• [REQUIRED TASK] Copy the part of the recruiting interview starting at "Brandon: What are" and ending at "at some level.", putting "machine learning" in place of "artificial intelligence".

• [PAGE]

• • • •

To flip it on the other side is when we get a new retained search for the client, we help build the job description with them, we set their expectations. But then we create what we call an acid test, which is the three to six key criteria that a candidate must have in order to be qualified for the role. Those criteria are things that we can get companies to base examples on to be able to provide back to our client.
But then behind the scenes we also have to have the lens of understanding our client and their culture to be able to say, ok, these are the hard skills. These are the hard examples that these people need to have in order to be qualified. But then do we see any other nuances in their style or personality that are going to either align or not align with our client’s values?
Brandon: I was browsing your website before we hopped on today and I ran across a blog post that you have about LinkedIn endorsements. And you actually kind of confirmed what I already thought about the endorsements feature. Can you share with listeners what you claim as the truth about LinkedIn endorsements and how recruiters actually kind of see those in the profile?
Matt: There really isn’t much value to them. Any given day, LinkedIn serves me up a number of people that they are looking for me to endorse with keywords and areas that are appropriate. Basically, the endorsements are used as part of different keywords to help build the SEO of candidates’ profiles and they are not a true representation. There is a huge difference between a true reference of a candidate than the endorsements on LinkedIn. They really have very little value or stock in terms of building that individual’s credibility.
Brandon: Going back to your comment earlier about how LinkedIn isn’t the end all be all and that some highly skilled people, executives, aren’t even on LinkedIn. How are you finding those people and are they finding you organically or are you sort of plucking them from some other place?
Matt: That’s a great question. If people are talented, they’re known. There is something about them. Seth Godin says it best, someone may not be famous but they’re famous to the family or within the world that they’re in, they’re famous, right? These people could be speakers at conferences, they could have a podcast or a blog, they may publish whitepapers in their areas of expertise. These are all things that we look for beyond just finding them on LinkedIn. They could be award-winners, whatever their area of specialty is, there’s often some sort of an award program where these people are recognized at some point in their career. Once we find that initial nugget, we will then dig deeper to search them out and figure out where they are today and go pursue them based on our understanding of their background.
Brandon: What are some of the skillsets for leaders that are in just high demand right now?
Matt: So, we are seeing a huge influx of people needed in the big data and artificial intelligence arena.
Brandon: Yeah, yeah. I thought you’d say that.
Matt: That has been game-changing. The most sophisticated clients know they need to utilize data, they need to get deeper in terms of personalization and content curation on their websites, security and fraud protection is at the forefront of everyone’s mind. Utilizing all of the insight that they have from every customer contact whether it’s call center or whether it’s retail, whether it’s knowledge-based, whatever it may be, those are all opportunities to gather data and create product improvements or process improvements for their organizations. So definitely one.
Brandon: Safe to say it’s always technology relate at some level.
Matt: It is. The second thing is media. Companies that were spending hundreds of millions of dollars on television ads were all of a sudden finding obviously that people are all watching TV. Their ads are less effective. They need to spend dollars in a much more focused programmatic fashion. Finding those leaders who know how to do that with significant media spends is super, super challenging. We’ve been tapped to find those people as well, anything related to disruption in technology.

• • • •

• [EXCERPTED RECORDS]
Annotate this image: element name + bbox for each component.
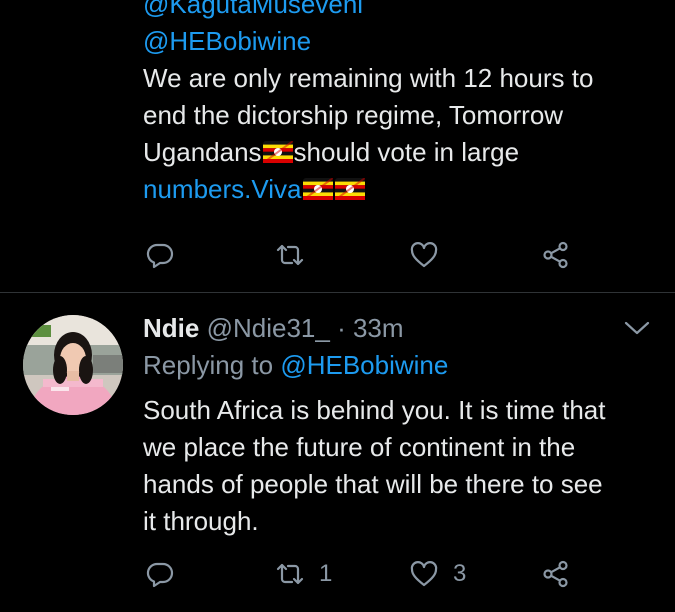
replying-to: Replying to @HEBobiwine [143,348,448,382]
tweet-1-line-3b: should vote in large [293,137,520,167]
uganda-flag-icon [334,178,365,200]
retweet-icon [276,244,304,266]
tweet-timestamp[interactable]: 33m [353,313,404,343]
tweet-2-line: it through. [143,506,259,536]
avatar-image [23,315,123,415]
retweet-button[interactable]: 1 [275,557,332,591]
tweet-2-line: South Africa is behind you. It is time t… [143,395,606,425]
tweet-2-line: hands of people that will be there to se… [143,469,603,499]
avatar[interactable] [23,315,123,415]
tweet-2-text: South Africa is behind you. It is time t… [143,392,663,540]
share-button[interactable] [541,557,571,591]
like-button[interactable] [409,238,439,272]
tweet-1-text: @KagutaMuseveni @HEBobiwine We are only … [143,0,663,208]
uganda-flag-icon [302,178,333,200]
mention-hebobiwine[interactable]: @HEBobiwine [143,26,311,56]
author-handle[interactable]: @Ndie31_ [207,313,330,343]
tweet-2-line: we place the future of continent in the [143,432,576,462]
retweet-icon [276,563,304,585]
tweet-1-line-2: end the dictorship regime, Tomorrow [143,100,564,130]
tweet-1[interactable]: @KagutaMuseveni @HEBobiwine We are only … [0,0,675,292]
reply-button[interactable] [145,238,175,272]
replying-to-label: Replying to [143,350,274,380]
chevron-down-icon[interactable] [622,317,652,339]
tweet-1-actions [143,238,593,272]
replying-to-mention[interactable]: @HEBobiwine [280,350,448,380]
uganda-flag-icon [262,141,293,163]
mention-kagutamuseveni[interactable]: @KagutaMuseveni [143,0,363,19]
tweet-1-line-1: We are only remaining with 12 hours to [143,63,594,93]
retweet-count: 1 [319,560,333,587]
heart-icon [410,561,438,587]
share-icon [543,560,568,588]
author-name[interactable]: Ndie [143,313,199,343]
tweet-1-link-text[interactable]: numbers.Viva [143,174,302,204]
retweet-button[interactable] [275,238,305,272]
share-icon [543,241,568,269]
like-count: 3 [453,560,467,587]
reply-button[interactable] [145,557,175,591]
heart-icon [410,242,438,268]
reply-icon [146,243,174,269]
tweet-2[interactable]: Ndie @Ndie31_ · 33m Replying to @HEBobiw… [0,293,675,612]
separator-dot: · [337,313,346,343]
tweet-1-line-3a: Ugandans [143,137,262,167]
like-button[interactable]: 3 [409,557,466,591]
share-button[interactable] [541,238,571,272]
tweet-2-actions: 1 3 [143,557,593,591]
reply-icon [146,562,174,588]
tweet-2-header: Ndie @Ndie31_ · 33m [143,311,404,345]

• • • •

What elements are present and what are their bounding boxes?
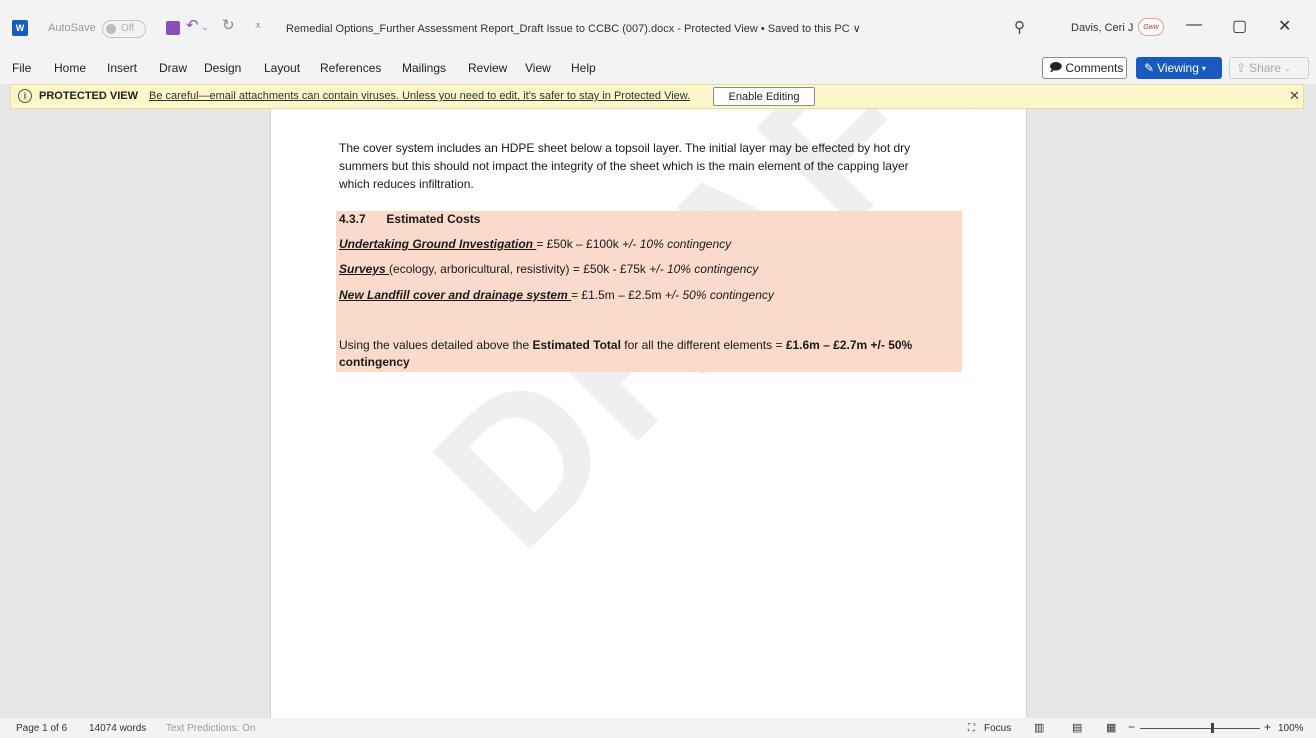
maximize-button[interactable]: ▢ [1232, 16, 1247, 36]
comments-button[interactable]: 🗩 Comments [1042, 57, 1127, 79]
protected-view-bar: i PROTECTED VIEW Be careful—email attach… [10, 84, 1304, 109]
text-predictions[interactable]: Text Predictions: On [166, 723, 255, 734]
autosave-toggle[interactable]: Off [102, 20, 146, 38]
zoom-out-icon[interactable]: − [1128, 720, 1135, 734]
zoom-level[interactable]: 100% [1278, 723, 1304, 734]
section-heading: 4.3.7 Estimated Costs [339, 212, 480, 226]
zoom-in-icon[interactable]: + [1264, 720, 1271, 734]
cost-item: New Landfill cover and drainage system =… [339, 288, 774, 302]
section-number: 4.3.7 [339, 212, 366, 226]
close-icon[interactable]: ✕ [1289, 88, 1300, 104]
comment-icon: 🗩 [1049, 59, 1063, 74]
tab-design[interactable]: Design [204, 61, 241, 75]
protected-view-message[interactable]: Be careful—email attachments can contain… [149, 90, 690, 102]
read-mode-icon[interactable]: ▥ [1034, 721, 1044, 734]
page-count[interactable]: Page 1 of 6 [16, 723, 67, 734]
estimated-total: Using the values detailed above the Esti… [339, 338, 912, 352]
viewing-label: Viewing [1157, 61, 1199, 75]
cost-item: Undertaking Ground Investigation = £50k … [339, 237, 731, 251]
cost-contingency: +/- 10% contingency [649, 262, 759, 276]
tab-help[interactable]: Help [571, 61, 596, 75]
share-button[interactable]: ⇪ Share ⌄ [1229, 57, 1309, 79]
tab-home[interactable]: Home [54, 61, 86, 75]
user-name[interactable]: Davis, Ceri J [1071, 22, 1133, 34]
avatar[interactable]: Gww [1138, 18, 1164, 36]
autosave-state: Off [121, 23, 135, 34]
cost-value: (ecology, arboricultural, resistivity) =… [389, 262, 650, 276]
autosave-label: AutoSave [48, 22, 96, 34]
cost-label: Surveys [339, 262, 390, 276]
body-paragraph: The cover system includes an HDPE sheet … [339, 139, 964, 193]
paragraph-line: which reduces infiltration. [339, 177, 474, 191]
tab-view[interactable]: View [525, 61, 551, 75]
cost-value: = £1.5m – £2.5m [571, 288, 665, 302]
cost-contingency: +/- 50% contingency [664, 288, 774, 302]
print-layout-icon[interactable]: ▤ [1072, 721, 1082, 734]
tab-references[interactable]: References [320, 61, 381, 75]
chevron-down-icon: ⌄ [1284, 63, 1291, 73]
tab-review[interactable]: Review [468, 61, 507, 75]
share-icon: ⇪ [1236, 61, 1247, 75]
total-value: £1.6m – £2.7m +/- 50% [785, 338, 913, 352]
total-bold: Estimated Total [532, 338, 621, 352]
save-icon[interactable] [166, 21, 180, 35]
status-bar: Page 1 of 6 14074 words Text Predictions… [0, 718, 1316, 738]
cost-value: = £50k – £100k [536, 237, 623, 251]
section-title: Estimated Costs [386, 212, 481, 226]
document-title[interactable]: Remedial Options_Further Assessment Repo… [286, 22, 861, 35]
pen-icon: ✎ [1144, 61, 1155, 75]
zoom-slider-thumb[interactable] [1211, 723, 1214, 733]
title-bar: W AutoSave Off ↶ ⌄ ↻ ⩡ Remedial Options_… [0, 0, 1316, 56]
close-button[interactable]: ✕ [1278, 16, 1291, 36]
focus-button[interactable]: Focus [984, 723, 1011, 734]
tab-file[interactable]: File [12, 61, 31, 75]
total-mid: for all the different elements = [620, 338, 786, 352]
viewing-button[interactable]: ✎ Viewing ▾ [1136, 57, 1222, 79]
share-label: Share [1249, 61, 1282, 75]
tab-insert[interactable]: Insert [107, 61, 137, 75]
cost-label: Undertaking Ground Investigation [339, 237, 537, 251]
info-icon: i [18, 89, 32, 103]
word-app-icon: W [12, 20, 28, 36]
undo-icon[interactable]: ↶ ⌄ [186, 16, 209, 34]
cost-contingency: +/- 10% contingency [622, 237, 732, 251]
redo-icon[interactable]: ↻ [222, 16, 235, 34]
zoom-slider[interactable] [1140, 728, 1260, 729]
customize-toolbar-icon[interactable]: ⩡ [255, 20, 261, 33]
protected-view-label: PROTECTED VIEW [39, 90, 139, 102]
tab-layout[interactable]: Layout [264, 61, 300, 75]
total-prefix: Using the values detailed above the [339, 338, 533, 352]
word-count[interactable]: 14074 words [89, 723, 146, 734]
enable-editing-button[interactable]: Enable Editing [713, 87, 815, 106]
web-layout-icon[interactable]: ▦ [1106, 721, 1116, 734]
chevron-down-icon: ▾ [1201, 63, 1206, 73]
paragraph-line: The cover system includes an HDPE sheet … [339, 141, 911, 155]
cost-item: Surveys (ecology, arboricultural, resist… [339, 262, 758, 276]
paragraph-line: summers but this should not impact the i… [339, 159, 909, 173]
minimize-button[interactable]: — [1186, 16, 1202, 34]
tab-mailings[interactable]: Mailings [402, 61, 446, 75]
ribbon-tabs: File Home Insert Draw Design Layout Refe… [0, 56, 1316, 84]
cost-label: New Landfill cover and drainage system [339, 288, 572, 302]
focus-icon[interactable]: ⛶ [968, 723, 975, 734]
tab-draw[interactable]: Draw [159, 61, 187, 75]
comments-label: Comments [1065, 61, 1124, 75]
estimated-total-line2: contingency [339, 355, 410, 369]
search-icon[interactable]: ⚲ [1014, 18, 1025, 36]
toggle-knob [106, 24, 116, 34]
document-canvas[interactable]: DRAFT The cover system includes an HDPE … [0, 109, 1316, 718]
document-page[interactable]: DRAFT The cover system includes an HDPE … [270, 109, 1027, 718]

• • • •

• [ANSWER TO THIS EXERCISE]
Brandon: What are some of the skillsets for leaders that are in just high demand right now?
Matt: So, we are seeing a huge influx of people needed in the big data and machine learning arena.
Brandon: Yeah, yeah. I thought you’d say that.
Matt: That has been game-changing. The most sophisticated clients know they need to utilize data, they need to get deeper in terms of personalization and content curation on their websites, security and fraud protection is at the forefront of everyone’s mind. Utilizing all of the insight that they have from every customer contact whether it’s call center or whether it’s retail, whether it’s knowledge-based, whatever it may be, those are all opportunities to gather data and create product improvements or process improvements for their organizations. So definitely one.
Brandon: Safe to say it’s always technology relate at some level.